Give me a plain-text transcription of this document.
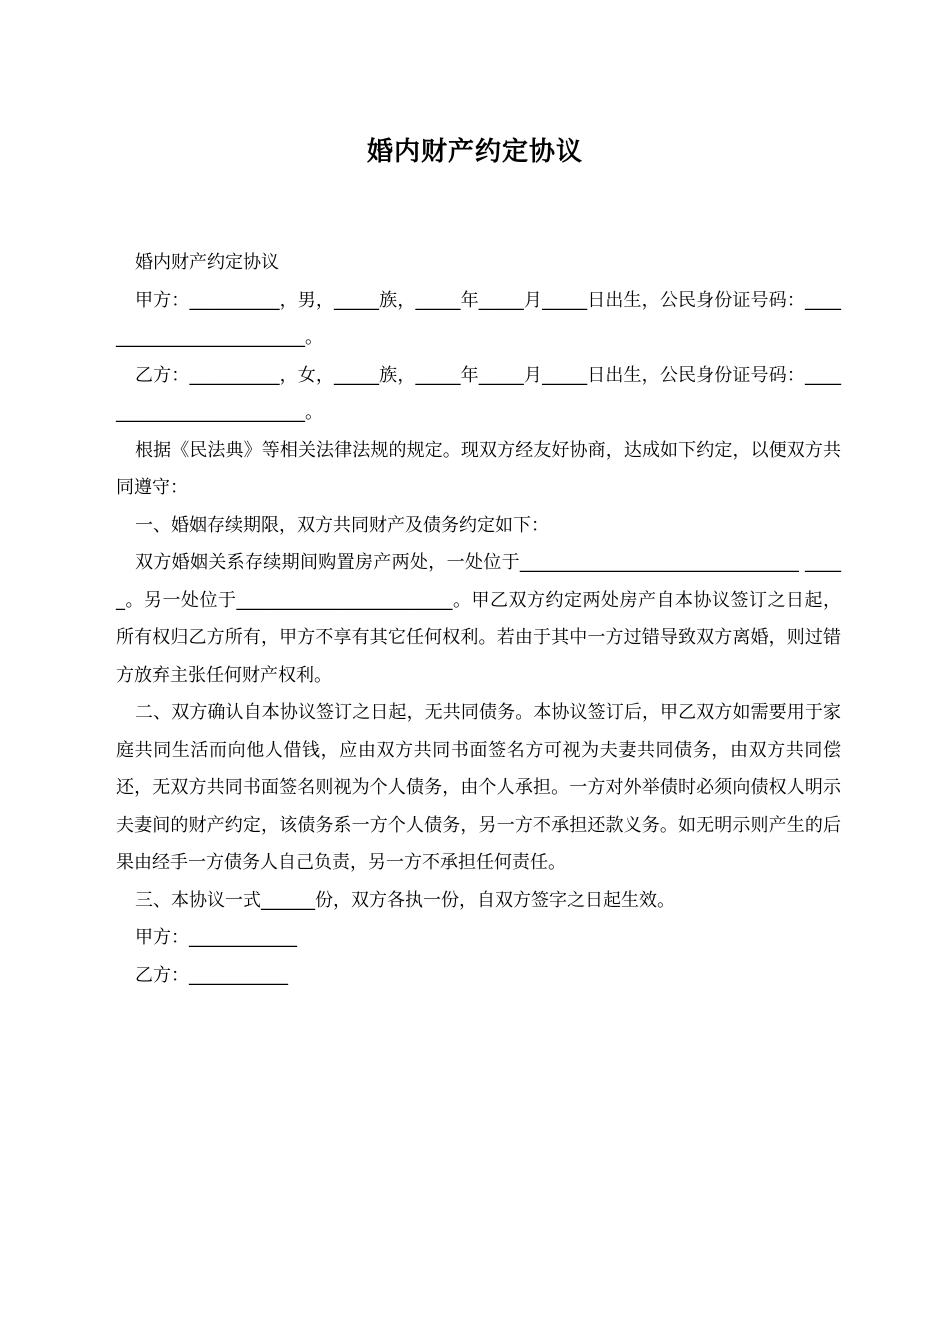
婚内财产约定协议

婚内财产约定协议

甲方：__________，男，_____族，_____年_____月_____日出生，公民身份证号码：_________________________。

乙方：__________，女，_____族，_____年_____月_____日出生，公民身份证号码：_________________________。

根据《民法典》等相关法律法规的规定。现双方经友好协商，达成如下约定，以便双方共同遵守：

一、婚姻存续期限，双方共同财产及债务约定如下：

双方婚姻关系存续期间购置房产两处，一处位于_______________________________ _____。另一处位于________________________。甲乙双方约定两处房产自本协议签订之日起，所有权归乙方所有，甲方不享有其它任何权利。若由于其中一方过错导致双方离婚，则过错方放弃主张任何财产权利。

二、双方确认自本协议签订之日起，无共同债务。本协议签订后，甲乙双方如需要用于家庭共同生活而向他人借钱，应由双方共同书面签名方可视为夫妻共同债务，由双方共同偿还，无双方共同书面签名则视为个人债务，由个人承担。一方对外举债时必须向债权人明示夫妻间的财产约定，该债务系一方个人债务，另一方不承担还款义务。如无明示则产生的后果由经手一方债务人自己负责，另一方不承担任何责任。

三、本协议一式______份，双方各执一份，自双方签字之日起生效。

甲方：____________

乙方：___________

TASK INSTRUCTIONS:
Repeat the material exactly as it reads, without any of its pictures.

TASK OUTPUT:
Give me a plain-text transcription of this document.
婚内财产约定协议

婚内财产约定协议

甲方：__________，男，_____族，_____年_____月_____日出生，公民身份证号码：_________________________。

乙方：__________，女，_____族，_____年_____月_____日出生，公民身份证号码：_________________________。

根据《民法典》等相关法律法规的规定。现双方经友好协商，达成如下约定，以便双方共同遵守：

一、婚姻存续期限，双方共同财产及债务约定如下：

双方婚姻关系存续期间购置房产两处，一处位于_______________________________ _____。另一处位于________________________。甲乙双方约定两处房产自本协议签订之日起，所有权归乙方所有，甲方不享有其它任何权利。若由于其中一方过错导致双方离婚，则过错方放弃主张任何财产权利。

二、双方确认自本协议签订之日起，无共同债务。本协议签订后，甲乙双方如需要用于家庭共同生活而向他人借钱，应由双方共同书面签名方可视为夫妻共同债务，由双方共同偿还，无双方共同书面签名则视为个人债务，由个人承担。一方对外举债时必须向债权人明示夫妻间的财产约定，该债务系一方个人债务，另一方不承担还款义务。如无明示则产生的后果由经手一方债务人自己负责，另一方不承担任何责任。

三、本协议一式______份，双方各执一份，自双方签字之日起生效。

甲方：____________

乙方：___________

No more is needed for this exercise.